What is expected
An image-free, verbatim transcription of the records is the expected result.

Provided information
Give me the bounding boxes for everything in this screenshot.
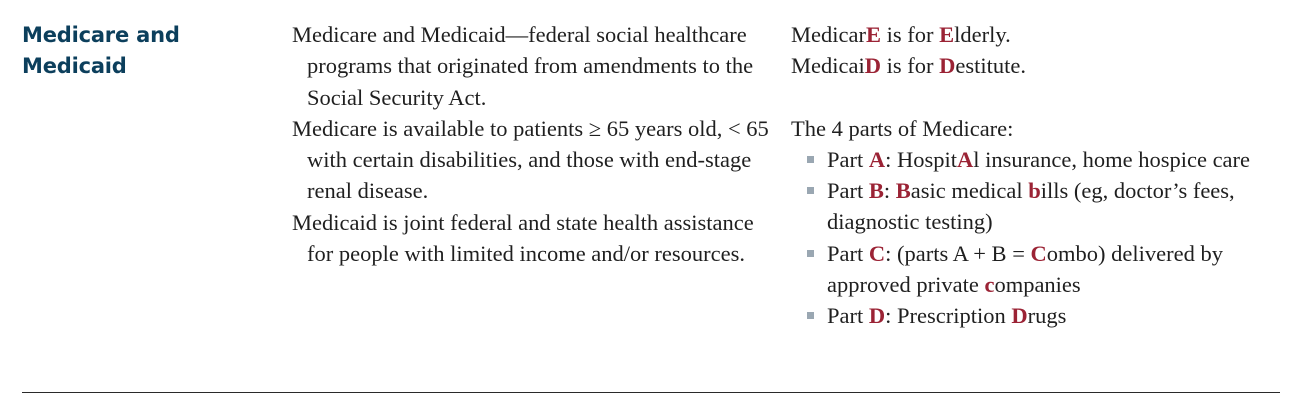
part-label: Part xyxy=(827,303,869,329)
part-text: : xyxy=(883,178,896,204)
mnemonic-text: lderly. xyxy=(954,22,1011,47)
square-bullet-icon xyxy=(807,187,814,195)
mnemonic-text: is for xyxy=(880,53,940,79)
definition-paragraph-2: Medicare is available to patients ≥ 65 y… xyxy=(292,115,769,204)
part-text: : (parts A + B = xyxy=(885,240,1031,266)
mnemonic-highlight: A xyxy=(957,146,974,172)
part-text: l insurance, home hospice care xyxy=(973,146,1251,172)
list-item-part-d: Part D: Prescription Drugs xyxy=(791,300,1281,331)
mnemonic-medicare-line: MedicarE is for Elderly. xyxy=(791,19,1281,50)
mnemonic-highlight: b xyxy=(1028,178,1041,204)
term-line-2: Medicaid xyxy=(22,54,127,78)
mnemonic-highlight: E xyxy=(865,22,881,47)
mnemonic-text: Medicar xyxy=(791,22,866,47)
mnemonic-highlight: D xyxy=(1011,303,1028,329)
mnemonic-highlight: E xyxy=(939,22,955,47)
parts-intro: The 4 parts of Medicare: xyxy=(791,115,1014,141)
definition-column: Medicare and Medicaid—federal social hea… xyxy=(292,19,770,269)
mnemonic-highlight: D xyxy=(939,53,956,79)
mnemonic-medicaid-line: MedicaiD is for Destitute. xyxy=(791,50,1281,81)
square-bullet-icon xyxy=(807,249,814,257)
definition-paragraph-1: Medicare and Medicaid—federal social hea… xyxy=(292,22,754,110)
part-letter: B xyxy=(868,178,884,204)
term-line-1: Medicare and xyxy=(22,23,180,47)
row-term: Medicare and Medicaid xyxy=(22,20,262,82)
list-item-part-c: Part C: (parts A + B = Combo) delivered … xyxy=(791,238,1281,301)
part-label: Part xyxy=(827,178,869,204)
mnemonic-highlight: C xyxy=(1030,240,1047,266)
part-text: ombo) delivered by approved private xyxy=(827,240,1223,298)
square-bullet-icon xyxy=(807,312,814,320)
part-letter: D xyxy=(868,303,886,329)
part-text: rugs xyxy=(1027,303,1067,329)
list-item-part-a: Part A: HospitAl insurance, home hospice… xyxy=(791,144,1281,175)
mnemonic-text: estitute. xyxy=(955,53,1026,79)
part-letter: C xyxy=(868,240,886,266)
medicare-parts-list: Part A: HospitAl insurance, home hospice… xyxy=(791,144,1281,332)
mnemonic-highlight: B xyxy=(895,178,911,204)
part-letter: A xyxy=(868,146,886,172)
mnemonic-text: Medicai xyxy=(791,53,865,79)
row-divider xyxy=(22,392,1280,393)
part-text: ompanies xyxy=(994,272,1081,298)
mnemonic-highlight: c xyxy=(984,272,995,298)
spacer xyxy=(791,82,1281,113)
mnemonic-column: MedicarE is for Elderly. MedicaiD is for… xyxy=(791,19,1281,332)
part-label: Part xyxy=(827,240,869,266)
mnemonic-text: is for xyxy=(880,22,940,47)
mnemonic-highlight: D xyxy=(864,53,881,79)
part-text: : Prescription xyxy=(885,303,1012,329)
list-item-part-b: Part B: Basic medical bills (eg, doctor’… xyxy=(791,175,1281,238)
part-text: asic medical xyxy=(910,178,1029,204)
part-text: ills (eg, doctor’s fees, diagnostic test… xyxy=(827,178,1235,235)
square-bullet-icon xyxy=(807,155,814,163)
definition-paragraph-3: Medicaid is joint federal and state heal… xyxy=(292,209,754,267)
part-label: Part xyxy=(827,146,869,172)
part-text: : Hospit xyxy=(885,146,958,172)
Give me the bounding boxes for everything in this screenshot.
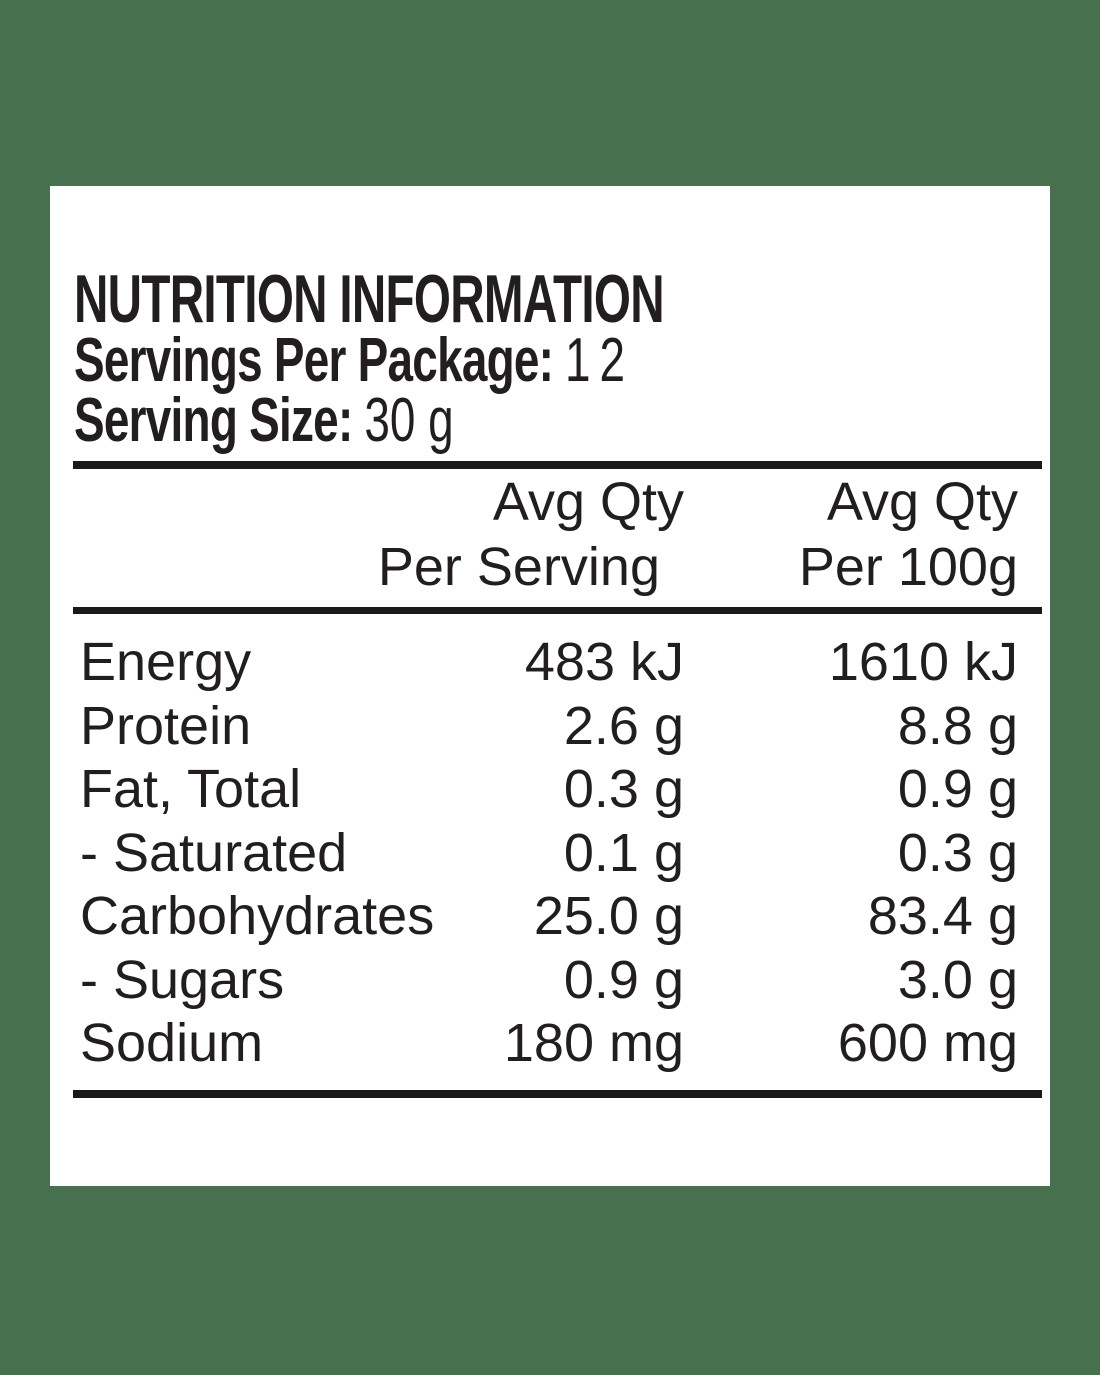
nutrient-name: Protein	[80, 695, 252, 756]
nutrition-label-card: NUTRITION INFORMATION Servings Per Packa…	[50, 186, 1050, 1186]
value-per-100g: 1610 kJ	[828, 632, 1018, 692]
nutrient-name: Fat, Total	[80, 759, 302, 819]
value-per-100g: 8.8 g	[897, 695, 1018, 756]
table-header: Avg Qty Per Serving Avg Qty Per 100g	[73, 470, 1042, 600]
column-header-per-serving-line2: Per Serving	[377, 537, 660, 597]
nutrient-name: - Sugars	[80, 949, 285, 1010]
table-row: Fat, Total 0.3 g 0.9 g	[80, 758, 1018, 822]
value-per-serving: 0.1 g	[563, 822, 684, 883]
value-per-100g: 600 mg	[837, 1013, 1018, 1073]
value-per-100g: 0.3 g	[897, 822, 1018, 883]
table-row: Energy 483 kJ 1610 kJ	[80, 631, 1018, 695]
servings-per-package-line: Servings Per Package: 12	[74, 330, 634, 392]
value-per-serving: 0.9 g	[563, 949, 684, 1010]
column-header-per-100g: Avg Qty Per 100g	[684, 470, 1018, 600]
value-per-serving: 2.6 g	[563, 695, 684, 756]
table-row: - Saturated 0.1 g 0.3 g	[80, 822, 1018, 886]
servings-per-package-label: Servings Per Package:	[74, 326, 554, 395]
value-per-serving: 0.3 g	[563, 759, 684, 819]
nutrient-name: Sodium	[80, 1013, 264, 1073]
value-per-serving: 180 mg	[503, 1013, 684, 1073]
value-per-serving: 483 kJ	[524, 632, 684, 692]
serving-size-line: Serving Size: 30 g	[74, 390, 454, 452]
column-header-per-100g-line1: Avg Qty	[826, 472, 1018, 532]
column-header-per-serving-line1: Avg Qty	[492, 472, 684, 532]
column-header-per-100g-line2: Per 100g	[798, 537, 1018, 597]
column-header-per-serving: Avg Qty Per Serving	[80, 470, 684, 600]
servings-per-package-value: 12	[565, 326, 634, 395]
value-per-serving: 25.0 g	[533, 886, 684, 946]
serving-size-label: Serving Size:	[74, 386, 353, 455]
table-row: Sodium 180 mg 600 mg	[80, 1012, 1018, 1076]
table-row: Protein 2.6 g 8.8 g	[80, 695, 1018, 759]
divider-bottom	[73, 1090, 1042, 1098]
nutrition-label-title: NUTRITION INFORMATION	[74, 261, 665, 337]
nutrient-name: - Saturated	[80, 822, 348, 883]
table-row: - Sugars 0.9 g 3.0 g	[80, 949, 1018, 1013]
nutrient-name: Carbohydrates	[80, 886, 435, 946]
value-per-100g: 3.0 g	[897, 949, 1018, 1010]
divider-header	[73, 607, 1042, 614]
divider-top	[73, 461, 1042, 469]
serving-size-value: 30 g	[364, 386, 454, 455]
value-per-100g: 83.4 g	[867, 886, 1018, 946]
nutrition-table: Energy 483 kJ 1610 kJ Protein 2.6 g 8.8 …	[73, 631, 1042, 1076]
nutrient-name: Energy	[80, 632, 252, 692]
table-row: Carbohydrates 25.0 g 83.4 g	[80, 885, 1018, 949]
value-per-100g: 0.9 g	[897, 759, 1018, 819]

Answer space
Give me the bounding boxes for everything in this screenshot.
part-label: Part xyxy=(827,303,869,329)
part-text: : xyxy=(883,178,896,204)
mnemonic-text: lderly. xyxy=(954,22,1011,47)
square-bullet-icon xyxy=(807,187,814,195)
mnemonic-text: is for xyxy=(880,53,940,79)
definition-paragraph-2: Medicare is available to patients ≥ 65 y… xyxy=(292,115,769,204)
part-text: : (parts A + B = xyxy=(885,240,1031,266)
mnemonic-highlight: A xyxy=(957,146,974,172)
part-text: l insurance, home hospice care xyxy=(973,146,1251,172)
list-item-part-d: Part D: Prescription Drugs xyxy=(791,300,1281,331)
mnemonic-medicare-line: MedicarE is for Elderly. xyxy=(791,19,1281,50)
mnemonic-highlight: b xyxy=(1028,178,1041,204)
term-line-2: Medicaid xyxy=(22,54,127,78)
mnemonic-highlight: E xyxy=(865,22,881,47)
mnemonic-text: Medicar xyxy=(791,22,866,47)
mnemonic-highlight: D xyxy=(1011,303,1028,329)
mnemonic-highlight: E xyxy=(939,22,955,47)
parts-intro: The 4 parts of Medicare: xyxy=(791,115,1014,141)
definition-column: Medicare and Medicaid—federal social hea… xyxy=(292,19,770,269)
mnemonic-highlight: D xyxy=(939,53,956,79)
mnemonic-medicaid-line: MedicaiD is for Destitute. xyxy=(791,50,1281,81)
square-bullet-icon xyxy=(807,249,814,257)
definition-paragraph-1: Medicare and Medicaid—federal social hea… xyxy=(292,22,754,110)
part-letter: B xyxy=(868,178,884,204)
term-line-1: Medicare and xyxy=(22,23,180,47)
row-term: Medicare and Medicaid xyxy=(22,20,262,82)
list-item-part-c: Part C: (parts A + B = Combo) delivered … xyxy=(791,238,1281,301)
part-label: Part xyxy=(827,178,869,204)
mnemonic-highlight: C xyxy=(1030,240,1047,266)
part-text: ombo) delivered by approved private xyxy=(827,240,1223,298)
square-bullet-icon xyxy=(807,312,814,320)
part-letter: D xyxy=(868,303,886,329)
part-text: rugs xyxy=(1027,303,1067,329)
list-item-part-a: Part A: HospitAl insurance, home hospice… xyxy=(791,144,1281,175)
mnemonic-text: estitute. xyxy=(955,53,1026,79)
part-letter: C xyxy=(868,240,886,266)
medicare-parts-list: Part A: HospitAl insurance, home hospice… xyxy=(791,144,1281,332)
mnemonic-highlight: B xyxy=(895,178,911,204)
part-letter: A xyxy=(868,146,886,172)
mnemonic-text: Medicai xyxy=(791,53,865,79)
row-divider xyxy=(22,392,1280,393)
part-text: ompanies xyxy=(994,272,1081,298)
mnemonic-highlight: c xyxy=(984,272,995,298)
spacer xyxy=(791,82,1281,113)
mnemonic-column: MedicarE is for Elderly. MedicaiD is for… xyxy=(791,19,1281,332)
part-label: Part xyxy=(827,240,869,266)
mnemonic-text: is for xyxy=(880,22,940,47)
mnemonic-highlight: D xyxy=(864,53,881,79)
part-text: : Prescription xyxy=(885,303,1012,329)
list-item-part-b: Part B: Basic medical bills (eg, doctor’… xyxy=(791,175,1281,238)
part-text: asic medical xyxy=(910,178,1029,204)
part-text: ills (eg, doctor’s fees, diagnostic test… xyxy=(827,178,1235,235)
square-bullet-icon xyxy=(807,155,814,163)
definition-paragraph-3: Medicaid is joint federal and state heal… xyxy=(292,209,754,267)
part-label: Part xyxy=(827,146,869,172)
part-text: : Hospit xyxy=(885,146,958,172)
Give me the bounding boxes for everything in this screenshot.
nutrient-name: Protein	[80, 695, 252, 756]
nutrition-label-card: NUTRITION INFORMATION Servings Per Packa…	[50, 186, 1050, 1186]
value-per-100g: 1610 kJ	[828, 632, 1018, 692]
nutrient-name: Fat, Total	[80, 759, 302, 819]
value-per-100g: 8.8 g	[897, 695, 1018, 756]
table-header: Avg Qty Per Serving Avg Qty Per 100g	[73, 470, 1042, 600]
column-header-per-serving-line2: Per Serving	[377, 537, 660, 597]
nutrient-name: - Sugars	[80, 949, 285, 1010]
table-row: Fat, Total 0.3 g 0.9 g	[80, 758, 1018, 822]
value-per-serving: 0.1 g	[563, 822, 684, 883]
value-per-100g: 600 mg	[837, 1013, 1018, 1073]
value-per-100g: 0.3 g	[897, 822, 1018, 883]
table-row: Energy 483 kJ 1610 kJ	[80, 631, 1018, 695]
servings-per-package-line: Servings Per Package: 12	[74, 330, 634, 392]
value-per-serving: 0.9 g	[563, 949, 684, 1010]
column-header-per-100g: Avg Qty Per 100g	[684, 470, 1018, 600]
value-per-serving: 2.6 g	[563, 695, 684, 756]
table-row: - Saturated 0.1 g 0.3 g	[80, 822, 1018, 886]
servings-per-package-label: Servings Per Package:	[74, 326, 554, 395]
value-per-serving: 0.3 g	[563, 759, 684, 819]
nutrient-name: Sodium	[80, 1013, 264, 1073]
value-per-serving: 180 mg	[503, 1013, 684, 1073]
value-per-serving: 483 kJ	[524, 632, 684, 692]
serving-size-line: Serving Size: 30 g	[74, 390, 454, 452]
column-header-per-100g-line1: Avg Qty	[826, 472, 1018, 532]
column-header-per-serving-line1: Avg Qty	[492, 472, 684, 532]
column-header-per-100g-line2: Per 100g	[798, 537, 1018, 597]
column-header-per-serving: Avg Qty Per Serving	[80, 470, 684, 600]
servings-per-package-value: 12	[565, 326, 634, 395]
value-per-serving: 25.0 g	[533, 886, 684, 946]
serving-size-label: Serving Size:	[74, 386, 353, 455]
table-row: Sodium 180 mg 600 mg	[80, 1012, 1018, 1076]
table-row: Protein 2.6 g 8.8 g	[80, 695, 1018, 759]
divider-bottom	[73, 1090, 1042, 1098]
nutrition-label-title: NUTRITION INFORMATION	[74, 261, 665, 337]
nutrient-name: - Saturated	[80, 822, 348, 883]
table-row: - Sugars 0.9 g 3.0 g	[80, 949, 1018, 1013]
nutrient-name: Carbohydrates	[80, 886, 435, 946]
value-per-100g: 3.0 g	[897, 949, 1018, 1010]
divider-header	[73, 607, 1042, 614]
divider-top	[73, 461, 1042, 469]
serving-size-value: 30 g	[364, 386, 454, 455]
value-per-100g: 83.4 g	[867, 886, 1018, 946]
nutrition-table: Energy 483 kJ 1610 kJ Protein 2.6 g 8.8 …	[73, 631, 1042, 1076]
nutrient-name: Energy	[80, 632, 252, 692]
table-row: Carbohydrates 25.0 g 83.4 g	[80, 885, 1018, 949]
value-per-100g: 0.9 g	[897, 759, 1018, 819]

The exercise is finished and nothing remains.